» **SELECTED PASSAGE**:
----
By Janelle Foskett
The fire service is keeping the white three-ring binder industry in business. Why? Because fire service leaders love to develop plans and file them neatly in three-ring binders – binders that are then placed on a shelf where they proceed to collect dust.
That’s the concern of East Hartford, Conn., Fire Chief John Oates, who tackled some of the challenges fire service leaders face, part of his Fire-Rescue International conference presentation “The Future Looks a Lot Like Today. Except It’s Completely Different.”
As part of the IAFC’s Chief Chats series, Chief Oates outlined several priorities to help chiefs lead successful fire departments:
- Embrace research: Oates emphasizes that fire service leaders have an obligation to listen to the researchers who have devoted years to studying why and how things happen – and how we can improve. “We must use that data to make meaningful change,” he added.
- Implement plans: We can’t just put plans in a binder; we can only move toward the future by focusing as much on the execution of the plan as the planning itself.
- Consider your mission statement: Oates posed a series of questions: What is your mission statement? How applicable is it? It is just something written on the side of the apparatus? Does it really have meaning? Has your mission statement changed as your mission evolved? It’s vital that chiefs routinely check in on the department’s mission statement to see whether the department is following and whether the statement is outdated.
----
» **PROVIDED MATERIAL**:

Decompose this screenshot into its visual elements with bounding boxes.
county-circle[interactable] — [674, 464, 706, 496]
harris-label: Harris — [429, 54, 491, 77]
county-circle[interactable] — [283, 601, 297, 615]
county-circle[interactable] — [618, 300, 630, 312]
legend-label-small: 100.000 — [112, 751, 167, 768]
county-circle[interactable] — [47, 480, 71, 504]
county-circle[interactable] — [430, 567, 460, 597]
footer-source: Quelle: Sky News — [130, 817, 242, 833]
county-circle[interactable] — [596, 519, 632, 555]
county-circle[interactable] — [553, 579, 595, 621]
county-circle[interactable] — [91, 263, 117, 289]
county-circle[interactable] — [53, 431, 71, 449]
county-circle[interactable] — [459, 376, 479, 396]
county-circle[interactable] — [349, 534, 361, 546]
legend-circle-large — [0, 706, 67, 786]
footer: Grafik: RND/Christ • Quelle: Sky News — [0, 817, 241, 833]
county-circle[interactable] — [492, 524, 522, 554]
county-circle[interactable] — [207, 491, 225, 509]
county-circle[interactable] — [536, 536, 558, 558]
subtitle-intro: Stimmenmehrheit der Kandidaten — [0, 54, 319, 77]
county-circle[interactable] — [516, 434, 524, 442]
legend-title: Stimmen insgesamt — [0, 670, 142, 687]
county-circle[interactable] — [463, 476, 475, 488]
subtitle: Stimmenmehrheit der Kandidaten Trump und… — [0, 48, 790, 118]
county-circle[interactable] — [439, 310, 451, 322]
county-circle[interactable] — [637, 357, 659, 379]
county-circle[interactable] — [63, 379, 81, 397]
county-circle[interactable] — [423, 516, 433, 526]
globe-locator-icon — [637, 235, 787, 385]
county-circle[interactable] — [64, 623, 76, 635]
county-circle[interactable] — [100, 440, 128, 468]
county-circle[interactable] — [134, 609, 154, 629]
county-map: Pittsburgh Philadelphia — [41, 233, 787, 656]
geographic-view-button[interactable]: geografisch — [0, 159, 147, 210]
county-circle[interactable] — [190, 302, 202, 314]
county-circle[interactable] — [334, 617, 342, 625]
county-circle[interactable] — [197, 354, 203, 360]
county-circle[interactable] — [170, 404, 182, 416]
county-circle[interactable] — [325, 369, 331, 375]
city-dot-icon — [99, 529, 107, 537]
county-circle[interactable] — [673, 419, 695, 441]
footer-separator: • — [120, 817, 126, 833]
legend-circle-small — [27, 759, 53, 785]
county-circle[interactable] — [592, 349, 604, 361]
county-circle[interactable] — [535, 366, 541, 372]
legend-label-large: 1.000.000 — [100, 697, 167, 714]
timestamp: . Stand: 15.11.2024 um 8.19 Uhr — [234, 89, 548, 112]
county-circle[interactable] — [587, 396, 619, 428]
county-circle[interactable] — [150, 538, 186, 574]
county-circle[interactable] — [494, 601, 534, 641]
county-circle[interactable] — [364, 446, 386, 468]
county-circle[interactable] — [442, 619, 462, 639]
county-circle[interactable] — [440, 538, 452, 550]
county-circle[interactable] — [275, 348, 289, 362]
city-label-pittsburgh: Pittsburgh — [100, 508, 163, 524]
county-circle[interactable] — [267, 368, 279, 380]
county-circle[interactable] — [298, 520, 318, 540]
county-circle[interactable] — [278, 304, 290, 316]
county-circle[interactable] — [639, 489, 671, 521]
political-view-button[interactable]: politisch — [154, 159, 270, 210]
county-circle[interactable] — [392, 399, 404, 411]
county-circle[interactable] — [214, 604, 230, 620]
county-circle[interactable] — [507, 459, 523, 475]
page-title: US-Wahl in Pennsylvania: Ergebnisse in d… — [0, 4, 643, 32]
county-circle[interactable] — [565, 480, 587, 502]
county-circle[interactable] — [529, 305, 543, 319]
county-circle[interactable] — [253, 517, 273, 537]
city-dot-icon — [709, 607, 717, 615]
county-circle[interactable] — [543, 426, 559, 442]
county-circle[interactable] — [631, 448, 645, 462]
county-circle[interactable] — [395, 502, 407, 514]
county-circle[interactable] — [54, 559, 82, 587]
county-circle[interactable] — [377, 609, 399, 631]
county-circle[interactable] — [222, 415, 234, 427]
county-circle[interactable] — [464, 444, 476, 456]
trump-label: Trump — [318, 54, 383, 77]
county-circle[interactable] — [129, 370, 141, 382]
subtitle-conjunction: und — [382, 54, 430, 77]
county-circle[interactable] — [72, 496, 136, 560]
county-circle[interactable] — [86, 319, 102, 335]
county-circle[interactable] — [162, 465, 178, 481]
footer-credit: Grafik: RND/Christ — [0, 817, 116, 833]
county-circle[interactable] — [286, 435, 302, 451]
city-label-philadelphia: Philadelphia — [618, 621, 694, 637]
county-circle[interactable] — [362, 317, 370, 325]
----
» **PROBLEM DESCRIPTION**:
Continue the article on Fire Chief John Oates's priorities for fire service leaders, starting after its last sentence.

» **WRITTEN ANSWER**:
- Focus on DEI: Oates underscored that departments that are not focused on diversity, equity and inclusion are missing out on an opportunity to serve their community to the fullest. “We must be welcoming,” he said, challenging chiefs to consider how inclusive their departments really are. “We have the ability to be absolute jerks to some of the people we work with. Don’t be.”
- Ditch the anecdotes: It’s all about data. When you need funding, chiefs need the data to support their claims. “Anecdotal evidence is no longer an acceptable way to explain what we do,” he said. “The relentless pursuit of meaningful data should be part of your every day.”
Oates concluded by underscoring that “the future of the fire service is full of uncertainty, but that’s OK” – and the fire service has clearly proven that it can adapt: “We didn’t really ask to get into hazmat; it just happened. We certainly didn’t ask to be front and center to respond to a pandemic, but we certainly did.”